### Task directions
The expected output is a copy of every line in the records with the string "activity".

Bounding box prediction data

=== Begin Enclosure ===

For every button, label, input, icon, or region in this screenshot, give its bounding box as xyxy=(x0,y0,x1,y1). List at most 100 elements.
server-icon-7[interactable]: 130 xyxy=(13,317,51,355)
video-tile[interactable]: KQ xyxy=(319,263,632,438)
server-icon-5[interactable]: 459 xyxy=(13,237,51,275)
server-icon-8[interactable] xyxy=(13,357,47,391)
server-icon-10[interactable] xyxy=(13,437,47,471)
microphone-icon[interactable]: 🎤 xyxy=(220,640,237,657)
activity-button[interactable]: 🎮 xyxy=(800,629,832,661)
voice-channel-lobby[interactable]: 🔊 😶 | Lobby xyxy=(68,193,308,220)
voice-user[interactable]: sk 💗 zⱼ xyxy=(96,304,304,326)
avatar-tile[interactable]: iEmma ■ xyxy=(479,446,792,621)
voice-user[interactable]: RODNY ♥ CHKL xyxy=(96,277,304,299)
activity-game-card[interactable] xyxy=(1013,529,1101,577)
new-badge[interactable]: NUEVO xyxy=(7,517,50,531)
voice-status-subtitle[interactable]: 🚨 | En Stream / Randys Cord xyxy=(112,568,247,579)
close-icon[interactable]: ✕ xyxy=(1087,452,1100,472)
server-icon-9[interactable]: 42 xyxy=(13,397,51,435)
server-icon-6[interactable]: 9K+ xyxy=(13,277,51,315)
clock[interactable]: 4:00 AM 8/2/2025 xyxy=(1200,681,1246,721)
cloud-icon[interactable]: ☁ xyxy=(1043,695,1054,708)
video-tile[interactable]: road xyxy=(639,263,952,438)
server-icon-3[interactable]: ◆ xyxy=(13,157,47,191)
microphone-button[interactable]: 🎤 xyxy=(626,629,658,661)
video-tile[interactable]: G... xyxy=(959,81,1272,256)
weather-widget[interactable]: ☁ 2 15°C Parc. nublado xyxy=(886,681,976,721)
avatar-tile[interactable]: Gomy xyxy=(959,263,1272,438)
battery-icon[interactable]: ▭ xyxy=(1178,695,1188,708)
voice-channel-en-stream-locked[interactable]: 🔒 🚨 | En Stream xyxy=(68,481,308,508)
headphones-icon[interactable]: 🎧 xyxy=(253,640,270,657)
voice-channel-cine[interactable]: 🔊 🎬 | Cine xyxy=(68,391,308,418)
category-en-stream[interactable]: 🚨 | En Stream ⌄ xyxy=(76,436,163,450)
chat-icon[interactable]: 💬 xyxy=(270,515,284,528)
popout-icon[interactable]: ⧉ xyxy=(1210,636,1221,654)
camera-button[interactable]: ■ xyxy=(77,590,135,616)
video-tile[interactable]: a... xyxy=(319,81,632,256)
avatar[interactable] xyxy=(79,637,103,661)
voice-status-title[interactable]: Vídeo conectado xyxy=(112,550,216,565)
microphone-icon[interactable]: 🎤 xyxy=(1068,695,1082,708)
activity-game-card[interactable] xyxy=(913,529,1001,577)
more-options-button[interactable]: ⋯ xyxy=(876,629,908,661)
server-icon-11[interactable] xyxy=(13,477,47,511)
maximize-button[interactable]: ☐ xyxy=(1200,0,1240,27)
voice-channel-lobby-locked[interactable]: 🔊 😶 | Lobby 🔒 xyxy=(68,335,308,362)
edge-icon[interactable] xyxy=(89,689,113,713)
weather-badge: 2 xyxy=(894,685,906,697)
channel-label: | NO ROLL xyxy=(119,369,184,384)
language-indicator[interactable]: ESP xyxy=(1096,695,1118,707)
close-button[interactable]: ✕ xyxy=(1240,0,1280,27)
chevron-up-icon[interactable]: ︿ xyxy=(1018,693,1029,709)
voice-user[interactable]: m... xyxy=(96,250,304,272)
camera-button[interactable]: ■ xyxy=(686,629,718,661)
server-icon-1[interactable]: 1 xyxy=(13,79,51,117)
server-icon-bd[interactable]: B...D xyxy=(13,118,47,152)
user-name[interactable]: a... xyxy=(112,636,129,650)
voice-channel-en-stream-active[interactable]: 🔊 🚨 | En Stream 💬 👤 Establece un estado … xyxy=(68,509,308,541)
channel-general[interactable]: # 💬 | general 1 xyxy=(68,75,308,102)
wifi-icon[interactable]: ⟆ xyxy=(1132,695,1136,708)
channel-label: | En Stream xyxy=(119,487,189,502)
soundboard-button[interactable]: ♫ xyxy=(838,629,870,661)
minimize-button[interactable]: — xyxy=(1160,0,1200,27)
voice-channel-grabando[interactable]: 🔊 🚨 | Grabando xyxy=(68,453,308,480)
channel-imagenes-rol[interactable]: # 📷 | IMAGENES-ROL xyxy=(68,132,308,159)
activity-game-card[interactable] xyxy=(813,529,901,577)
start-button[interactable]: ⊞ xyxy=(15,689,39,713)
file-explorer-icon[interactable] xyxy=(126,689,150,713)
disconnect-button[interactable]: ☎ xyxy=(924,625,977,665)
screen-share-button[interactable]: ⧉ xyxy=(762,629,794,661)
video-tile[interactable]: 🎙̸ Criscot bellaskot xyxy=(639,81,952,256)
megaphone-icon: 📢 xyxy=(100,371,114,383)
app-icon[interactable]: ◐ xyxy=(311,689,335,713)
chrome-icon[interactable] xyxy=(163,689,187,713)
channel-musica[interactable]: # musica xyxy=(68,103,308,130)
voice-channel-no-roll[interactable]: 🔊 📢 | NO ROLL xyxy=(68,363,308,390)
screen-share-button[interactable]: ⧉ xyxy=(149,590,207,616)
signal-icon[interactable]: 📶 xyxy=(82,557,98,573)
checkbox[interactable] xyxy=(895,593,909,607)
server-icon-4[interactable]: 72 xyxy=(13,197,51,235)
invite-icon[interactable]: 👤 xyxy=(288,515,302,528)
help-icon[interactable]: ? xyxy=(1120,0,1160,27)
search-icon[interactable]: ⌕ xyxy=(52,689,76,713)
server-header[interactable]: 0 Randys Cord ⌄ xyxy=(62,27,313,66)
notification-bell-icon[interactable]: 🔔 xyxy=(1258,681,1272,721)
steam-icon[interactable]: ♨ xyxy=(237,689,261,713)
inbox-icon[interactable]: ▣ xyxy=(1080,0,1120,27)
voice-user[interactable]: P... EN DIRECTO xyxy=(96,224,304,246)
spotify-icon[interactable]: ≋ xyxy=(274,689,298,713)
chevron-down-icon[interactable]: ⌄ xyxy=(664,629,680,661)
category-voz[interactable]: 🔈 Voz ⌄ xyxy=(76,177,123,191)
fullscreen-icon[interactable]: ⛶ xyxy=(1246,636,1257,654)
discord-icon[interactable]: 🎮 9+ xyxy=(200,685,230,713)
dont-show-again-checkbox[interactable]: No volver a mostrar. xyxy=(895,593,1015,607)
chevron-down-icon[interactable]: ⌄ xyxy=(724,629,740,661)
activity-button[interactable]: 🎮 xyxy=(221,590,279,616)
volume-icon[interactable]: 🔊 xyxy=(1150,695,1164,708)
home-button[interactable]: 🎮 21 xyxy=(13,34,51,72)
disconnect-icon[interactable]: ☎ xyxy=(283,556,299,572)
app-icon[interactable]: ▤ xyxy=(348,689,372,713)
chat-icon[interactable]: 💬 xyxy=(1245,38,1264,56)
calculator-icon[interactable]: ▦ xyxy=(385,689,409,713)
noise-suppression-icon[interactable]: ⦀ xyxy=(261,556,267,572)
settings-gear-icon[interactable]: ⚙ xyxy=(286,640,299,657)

=== End Enclosure ===
=== Begin Enclosure ===

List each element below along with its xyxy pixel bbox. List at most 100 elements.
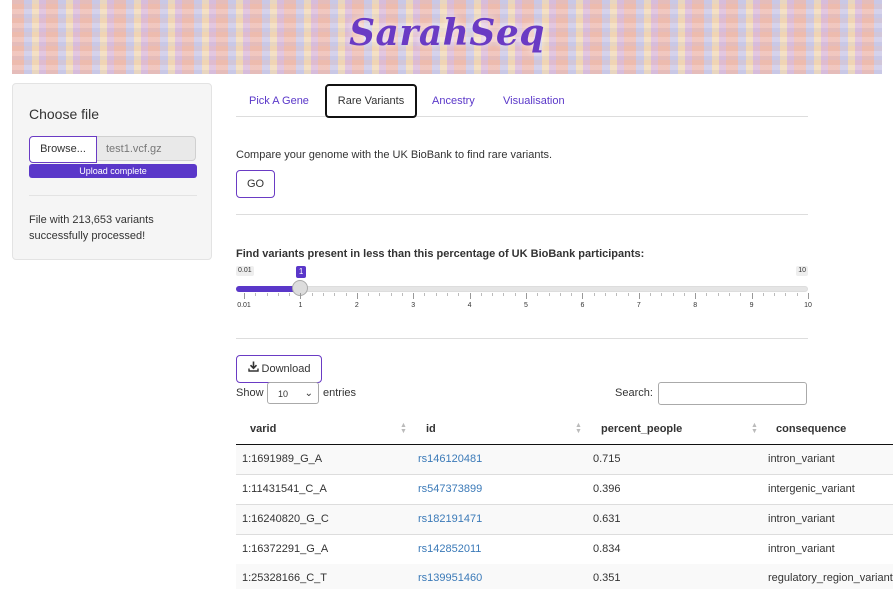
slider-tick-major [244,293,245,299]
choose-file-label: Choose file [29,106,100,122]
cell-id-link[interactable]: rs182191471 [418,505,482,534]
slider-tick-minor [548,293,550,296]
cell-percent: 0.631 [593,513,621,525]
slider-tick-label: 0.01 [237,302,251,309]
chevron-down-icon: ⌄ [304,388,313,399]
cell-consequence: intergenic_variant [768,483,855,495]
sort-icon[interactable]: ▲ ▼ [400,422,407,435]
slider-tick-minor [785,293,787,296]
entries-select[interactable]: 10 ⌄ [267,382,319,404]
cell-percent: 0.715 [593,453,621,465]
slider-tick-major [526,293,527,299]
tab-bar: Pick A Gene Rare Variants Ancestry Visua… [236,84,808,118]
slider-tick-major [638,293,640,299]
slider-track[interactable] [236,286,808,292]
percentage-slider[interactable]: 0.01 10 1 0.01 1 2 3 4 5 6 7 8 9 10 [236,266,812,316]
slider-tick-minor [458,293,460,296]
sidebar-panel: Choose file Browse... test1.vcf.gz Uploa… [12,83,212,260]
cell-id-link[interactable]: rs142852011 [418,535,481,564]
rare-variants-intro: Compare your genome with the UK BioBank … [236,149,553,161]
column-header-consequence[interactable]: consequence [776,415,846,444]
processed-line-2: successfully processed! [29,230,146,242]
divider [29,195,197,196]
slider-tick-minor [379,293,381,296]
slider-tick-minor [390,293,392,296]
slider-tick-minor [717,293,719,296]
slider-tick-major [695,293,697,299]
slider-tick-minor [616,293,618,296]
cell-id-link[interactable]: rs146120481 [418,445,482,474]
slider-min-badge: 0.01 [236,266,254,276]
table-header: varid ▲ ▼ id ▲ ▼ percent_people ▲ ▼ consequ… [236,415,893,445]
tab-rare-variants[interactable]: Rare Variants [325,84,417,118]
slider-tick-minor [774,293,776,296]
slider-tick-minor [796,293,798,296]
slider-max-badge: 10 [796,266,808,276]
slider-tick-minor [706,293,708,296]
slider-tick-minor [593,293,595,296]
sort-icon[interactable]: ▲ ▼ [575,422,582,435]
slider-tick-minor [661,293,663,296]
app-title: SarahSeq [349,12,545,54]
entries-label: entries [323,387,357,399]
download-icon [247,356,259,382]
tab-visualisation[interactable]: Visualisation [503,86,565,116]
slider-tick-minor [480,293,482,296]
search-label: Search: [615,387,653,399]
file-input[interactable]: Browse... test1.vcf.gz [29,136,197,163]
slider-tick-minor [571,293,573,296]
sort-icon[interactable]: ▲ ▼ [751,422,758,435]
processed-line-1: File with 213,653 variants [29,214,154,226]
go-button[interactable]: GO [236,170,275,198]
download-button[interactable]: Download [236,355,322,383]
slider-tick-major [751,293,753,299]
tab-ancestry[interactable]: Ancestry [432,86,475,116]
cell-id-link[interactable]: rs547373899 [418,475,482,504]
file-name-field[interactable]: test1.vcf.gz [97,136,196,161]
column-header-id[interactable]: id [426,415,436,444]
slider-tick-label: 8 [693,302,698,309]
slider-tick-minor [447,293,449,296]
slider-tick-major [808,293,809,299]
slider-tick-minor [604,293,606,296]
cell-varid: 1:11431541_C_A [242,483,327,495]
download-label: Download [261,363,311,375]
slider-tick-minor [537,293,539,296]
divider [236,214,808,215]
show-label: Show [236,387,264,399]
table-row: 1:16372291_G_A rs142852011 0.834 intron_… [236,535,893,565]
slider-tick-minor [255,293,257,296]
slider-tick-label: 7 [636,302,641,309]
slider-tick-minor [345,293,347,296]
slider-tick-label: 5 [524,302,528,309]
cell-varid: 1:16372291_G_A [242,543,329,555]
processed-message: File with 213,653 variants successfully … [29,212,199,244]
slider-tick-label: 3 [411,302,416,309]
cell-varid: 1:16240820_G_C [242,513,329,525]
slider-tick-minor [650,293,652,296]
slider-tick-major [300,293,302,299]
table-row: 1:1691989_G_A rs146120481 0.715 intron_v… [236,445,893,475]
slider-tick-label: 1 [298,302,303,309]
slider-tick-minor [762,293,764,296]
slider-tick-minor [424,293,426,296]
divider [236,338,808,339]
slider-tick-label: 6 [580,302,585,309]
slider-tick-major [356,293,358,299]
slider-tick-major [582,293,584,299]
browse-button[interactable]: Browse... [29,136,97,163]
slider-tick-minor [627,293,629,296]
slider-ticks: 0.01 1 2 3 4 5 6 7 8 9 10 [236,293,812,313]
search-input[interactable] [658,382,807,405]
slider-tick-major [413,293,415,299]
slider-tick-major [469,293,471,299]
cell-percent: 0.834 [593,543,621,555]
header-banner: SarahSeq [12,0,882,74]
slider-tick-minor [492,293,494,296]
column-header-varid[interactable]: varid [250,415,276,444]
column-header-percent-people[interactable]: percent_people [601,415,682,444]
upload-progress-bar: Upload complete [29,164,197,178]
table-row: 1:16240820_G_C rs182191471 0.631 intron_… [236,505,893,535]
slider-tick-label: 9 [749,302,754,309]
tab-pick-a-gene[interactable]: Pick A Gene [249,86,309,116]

=== End Enclosure ===

### Answer box
activity-button[interactable]: 🎮 xyxy=(800,629,832,661)
activity-game-card[interactable] xyxy=(1013,529,1101,577)
activity-game-card[interactable] xyxy=(913,529,1001,577)
activity-game-card[interactable] xyxy=(813,529,901,577)
activity-button[interactable]: 🎮 xyxy=(221,590,279,616)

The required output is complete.